TASK DESCRIPTION
Below is a block of records; reproduce all of them exactly and leave out any pictures.

(begin)

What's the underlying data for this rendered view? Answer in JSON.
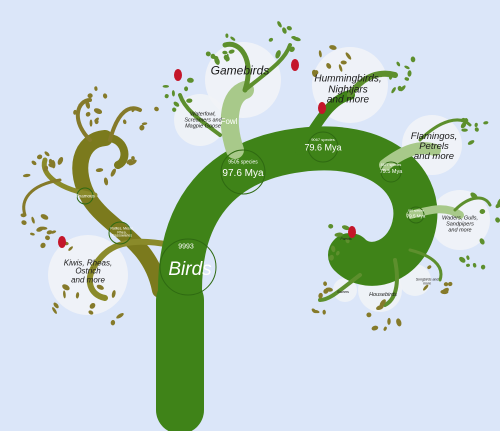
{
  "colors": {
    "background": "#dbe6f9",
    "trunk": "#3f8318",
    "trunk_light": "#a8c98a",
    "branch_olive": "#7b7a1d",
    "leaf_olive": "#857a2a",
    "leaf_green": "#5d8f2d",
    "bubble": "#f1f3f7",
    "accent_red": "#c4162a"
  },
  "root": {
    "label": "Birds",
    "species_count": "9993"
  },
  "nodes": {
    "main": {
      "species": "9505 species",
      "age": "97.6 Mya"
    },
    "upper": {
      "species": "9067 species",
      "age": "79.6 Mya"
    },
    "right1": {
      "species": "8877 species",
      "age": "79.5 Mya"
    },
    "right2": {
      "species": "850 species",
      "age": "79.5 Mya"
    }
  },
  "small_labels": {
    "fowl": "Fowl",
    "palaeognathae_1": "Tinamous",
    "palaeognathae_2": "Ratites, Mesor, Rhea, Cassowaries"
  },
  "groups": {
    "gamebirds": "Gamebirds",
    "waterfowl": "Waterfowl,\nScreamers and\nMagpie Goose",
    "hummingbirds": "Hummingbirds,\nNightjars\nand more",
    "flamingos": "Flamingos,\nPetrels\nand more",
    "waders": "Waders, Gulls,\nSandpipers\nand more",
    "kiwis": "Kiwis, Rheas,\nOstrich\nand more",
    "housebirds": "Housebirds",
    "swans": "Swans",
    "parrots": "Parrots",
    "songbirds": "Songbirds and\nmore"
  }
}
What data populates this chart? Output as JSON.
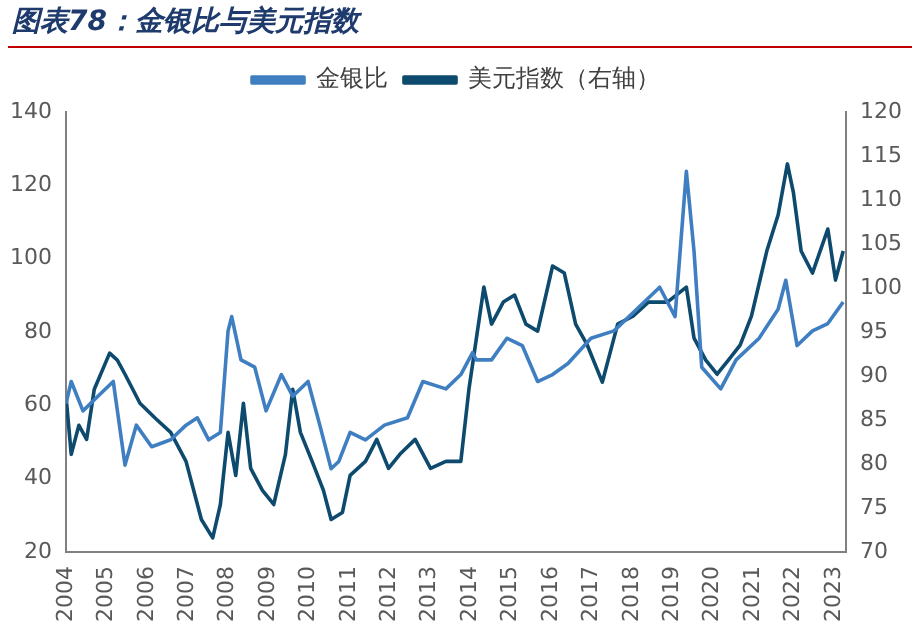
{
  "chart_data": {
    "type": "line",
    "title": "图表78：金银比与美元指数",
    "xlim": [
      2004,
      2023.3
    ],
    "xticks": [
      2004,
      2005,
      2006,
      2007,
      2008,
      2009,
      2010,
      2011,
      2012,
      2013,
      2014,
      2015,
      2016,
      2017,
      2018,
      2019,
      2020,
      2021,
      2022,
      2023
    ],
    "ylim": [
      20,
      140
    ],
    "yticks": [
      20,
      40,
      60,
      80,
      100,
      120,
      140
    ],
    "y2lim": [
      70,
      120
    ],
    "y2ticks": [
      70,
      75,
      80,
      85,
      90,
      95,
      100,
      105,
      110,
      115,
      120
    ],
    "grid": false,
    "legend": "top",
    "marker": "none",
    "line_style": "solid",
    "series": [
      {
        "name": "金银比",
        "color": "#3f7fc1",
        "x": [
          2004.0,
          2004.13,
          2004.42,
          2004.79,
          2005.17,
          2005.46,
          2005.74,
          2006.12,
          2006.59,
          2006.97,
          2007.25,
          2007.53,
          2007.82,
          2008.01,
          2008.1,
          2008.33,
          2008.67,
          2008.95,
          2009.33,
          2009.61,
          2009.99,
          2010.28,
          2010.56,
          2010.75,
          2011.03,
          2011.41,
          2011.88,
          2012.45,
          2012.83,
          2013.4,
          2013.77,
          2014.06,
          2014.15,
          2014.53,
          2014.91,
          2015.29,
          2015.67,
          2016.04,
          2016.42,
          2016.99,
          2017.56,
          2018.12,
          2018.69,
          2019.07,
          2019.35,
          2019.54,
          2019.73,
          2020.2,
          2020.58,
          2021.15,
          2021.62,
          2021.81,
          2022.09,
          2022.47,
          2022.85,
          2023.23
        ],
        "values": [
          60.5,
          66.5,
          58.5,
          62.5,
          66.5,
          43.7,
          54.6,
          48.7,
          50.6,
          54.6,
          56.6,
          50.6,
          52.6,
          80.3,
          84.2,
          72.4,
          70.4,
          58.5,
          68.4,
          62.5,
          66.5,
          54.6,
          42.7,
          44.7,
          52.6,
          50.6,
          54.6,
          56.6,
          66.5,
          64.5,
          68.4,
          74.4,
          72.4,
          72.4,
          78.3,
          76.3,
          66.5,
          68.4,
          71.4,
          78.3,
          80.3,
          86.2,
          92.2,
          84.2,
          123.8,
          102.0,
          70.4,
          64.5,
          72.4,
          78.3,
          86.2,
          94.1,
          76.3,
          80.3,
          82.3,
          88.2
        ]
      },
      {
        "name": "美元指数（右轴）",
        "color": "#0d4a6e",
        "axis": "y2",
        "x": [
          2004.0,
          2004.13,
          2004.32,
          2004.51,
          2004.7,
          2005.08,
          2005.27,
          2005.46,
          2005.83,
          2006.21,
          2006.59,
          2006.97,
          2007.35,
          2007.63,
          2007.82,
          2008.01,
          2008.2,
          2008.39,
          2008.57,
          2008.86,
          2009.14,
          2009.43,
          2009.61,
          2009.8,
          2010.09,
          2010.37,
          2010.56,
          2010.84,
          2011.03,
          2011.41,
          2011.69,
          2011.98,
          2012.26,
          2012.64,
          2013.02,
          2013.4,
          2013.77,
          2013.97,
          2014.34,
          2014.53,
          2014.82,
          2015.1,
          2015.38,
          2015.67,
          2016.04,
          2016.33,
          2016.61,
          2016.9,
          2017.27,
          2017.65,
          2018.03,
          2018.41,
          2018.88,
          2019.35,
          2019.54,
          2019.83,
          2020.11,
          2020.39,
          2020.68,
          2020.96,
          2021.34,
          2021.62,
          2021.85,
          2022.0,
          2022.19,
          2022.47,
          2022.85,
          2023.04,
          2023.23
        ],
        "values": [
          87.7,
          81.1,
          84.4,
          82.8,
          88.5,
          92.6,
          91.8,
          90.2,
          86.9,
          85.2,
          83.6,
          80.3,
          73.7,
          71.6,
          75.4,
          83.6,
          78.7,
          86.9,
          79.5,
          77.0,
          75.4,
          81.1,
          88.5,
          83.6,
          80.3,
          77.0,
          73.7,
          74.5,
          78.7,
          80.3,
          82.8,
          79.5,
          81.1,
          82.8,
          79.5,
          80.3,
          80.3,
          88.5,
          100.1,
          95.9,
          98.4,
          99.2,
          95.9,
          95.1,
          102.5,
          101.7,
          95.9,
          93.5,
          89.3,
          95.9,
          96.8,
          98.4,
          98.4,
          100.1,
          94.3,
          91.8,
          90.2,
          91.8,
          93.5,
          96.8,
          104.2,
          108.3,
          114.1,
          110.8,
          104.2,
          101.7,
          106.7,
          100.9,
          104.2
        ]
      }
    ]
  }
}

(end)

RESPONSE TO THE EXERCISE
What's the underlying data for this rendered view? Answer in JSON.
{
  "colors": {
    "background": "#dbe6f9",
    "trunk": "#3f8318",
    "trunk_light": "#a8c98a",
    "branch_olive": "#7b7a1d",
    "leaf_olive": "#857a2a",
    "leaf_green": "#5d8f2d",
    "bubble": "#f1f3f7",
    "accent_red": "#c4162a"
  },
  "root": {
    "label": "Birds",
    "species_count": "9993"
  },
  "nodes": {
    "main": {
      "species": "9505 species",
      "age": "97.6 Mya"
    },
    "upper": {
      "species": "9067 species",
      "age": "79.6 Mya"
    },
    "right1": {
      "species": "8877 species",
      "age": "79.5 Mya"
    },
    "right2": {
      "species": "850 species",
      "age": "79.5 Mya"
    }
  },
  "small_labels": {
    "fowl": "Fowl",
    "palaeognathae_1": "Tinamous",
    "palaeognathae_2": "Ratites, Mesor, Rhea, Cassowaries"
  },
  "groups": {
    "gamebirds": "Gamebirds",
    "waterfowl": "Waterfowl,\nScreamers and\nMagpie Goose",
    "hummingbirds": "Hummingbirds,\nNightjars\nand more",
    "flamingos": "Flamingos,\nPetrels\nand more",
    "waders": "Waders, Gulls,\nSandpipers\nand more",
    "kiwis": "Kiwis, Rheas,\nOstrich\nand more",
    "housebirds": "Housebirds",
    "swans": "Swans",
    "parrots": "Parrots",
    "songbirds": "Songbirds and\nmore"
  }
}
What data populates this chart? Output as JSON.
{
  "chart_data": {
    "type": "line",
    "title": "图表78：金银比与美元指数",
    "xlim": [
      2004,
      2023.3
    ],
    "xticks": [
      2004,
      2005,
      2006,
      2007,
      2008,
      2009,
      2010,
      2011,
      2012,
      2013,
      2014,
      2015,
      2016,
      2017,
      2018,
      2019,
      2020,
      2021,
      2022,
      2023
    ],
    "ylim": [
      20,
      140
    ],
    "yticks": [
      20,
      40,
      60,
      80,
      100,
      120,
      140
    ],
    "y2lim": [
      70,
      120
    ],
    "y2ticks": [
      70,
      75,
      80,
      85,
      90,
      95,
      100,
      105,
      110,
      115,
      120
    ],
    "grid": false,
    "legend": "top",
    "marker": "none",
    "line_style": "solid",
    "series": [
      {
        "name": "金银比",
        "color": "#3f7fc1",
        "x": [
          2004.0,
          2004.13,
          2004.42,
          2004.79,
          2005.17,
          2005.46,
          2005.74,
          2006.12,
          2006.59,
          2006.97,
          2007.25,
          2007.53,
          2007.82,
          2008.01,
          2008.1,
          2008.33,
          2008.67,
          2008.95,
          2009.33,
          2009.61,
          2009.99,
          2010.28,
          2010.56,
          2010.75,
          2011.03,
          2011.41,
          2011.88,
          2012.45,
          2012.83,
          2013.4,
          2013.77,
          2014.06,
          2014.15,
          2014.53,
          2014.91,
          2015.29,
          2015.67,
          2016.04,
          2016.42,
          2016.99,
          2017.56,
          2018.12,
          2018.69,
          2019.07,
          2019.35,
          2019.54,
          2019.73,
          2020.2,
          2020.58,
          2021.15,
          2021.62,
          2021.81,
          2022.09,
          2022.47,
          2022.85,
          2023.23
        ],
        "values": [
          60.5,
          66.5,
          58.5,
          62.5,
          66.5,
          43.7,
          54.6,
          48.7,
          50.6,
          54.6,
          56.6,
          50.6,
          52.6,
          80.3,
          84.2,
          72.4,
          70.4,
          58.5,
          68.4,
          62.5,
          66.5,
          54.6,
          42.7,
          44.7,
          52.6,
          50.6,
          54.6,
          56.6,
          66.5,
          64.5,
          68.4,
          74.4,
          72.4,
          72.4,
          78.3,
          76.3,
          66.5,
          68.4,
          71.4,
          78.3,
          80.3,
          86.2,
          92.2,
          84.2,
          123.8,
          102.0,
          70.4,
          64.5,
          72.4,
          78.3,
          86.2,
          94.1,
          76.3,
          80.3,
          82.3,
          88.2
        ]
      },
      {
        "name": "美元指数（右轴）",
        "color": "#0d4a6e",
        "axis": "y2",
        "x": [
          2004.0,
          2004.13,
          2004.32,
          2004.51,
          2004.7,
          2005.08,
          2005.27,
          2005.46,
          2005.83,
          2006.21,
          2006.59,
          2006.97,
          2007.35,
          2007.63,
          2007.82,
          2008.01,
          2008.2,
          2008.39,
          2008.57,
          2008.86,
          2009.14,
          2009.43,
          2009.61,
          2009.8,
          2010.09,
          2010.37,
          2010.56,
          2010.84,
          2011.03,
          2011.41,
          2011.69,
          2011.98,
          2012.26,
          2012.64,
          2013.02,
          2013.4,
          2013.77,
          2013.97,
          2014.34,
          2014.53,
          2014.82,
          2015.1,
          2015.38,
          2015.67,
          2016.04,
          2016.33,
          2016.61,
          2016.9,
          2017.27,
          2017.65,
          2018.03,
          2018.41,
          2018.88,
          2019.35,
          2019.54,
          2019.83,
          2020.11,
          2020.39,
          2020.68,
          2020.96,
          2021.34,
          2021.62,
          2021.85,
          2022.0,
          2022.19,
          2022.47,
          2022.85,
          2023.04,
          2023.23
        ],
        "values": [
          87.7,
          81.1,
          84.4,
          82.8,
          88.5,
          92.6,
          91.8,
          90.2,
          86.9,
          85.2,
          83.6,
          80.3,
          73.7,
          71.6,
          75.4,
          83.6,
          78.7,
          86.9,
          79.5,
          77.0,
          75.4,
          81.1,
          88.5,
          83.6,
          80.3,
          77.0,
          73.7,
          74.5,
          78.7,
          80.3,
          82.8,
          79.5,
          81.1,
          82.8,
          79.5,
          80.3,
          80.3,
          88.5,
          100.1,
          95.9,
          98.4,
          99.2,
          95.9,
          95.1,
          102.5,
          101.7,
          95.9,
          93.5,
          89.3,
          95.9,
          96.8,
          98.4,
          98.4,
          100.1,
          94.3,
          91.8,
          90.2,
          91.8,
          93.5,
          96.8,
          104.2,
          108.3,
          114.1,
          110.8,
          104.2,
          101.7,
          106.7,
          100.9,
          104.2
        ]
      }
    ]
  }
}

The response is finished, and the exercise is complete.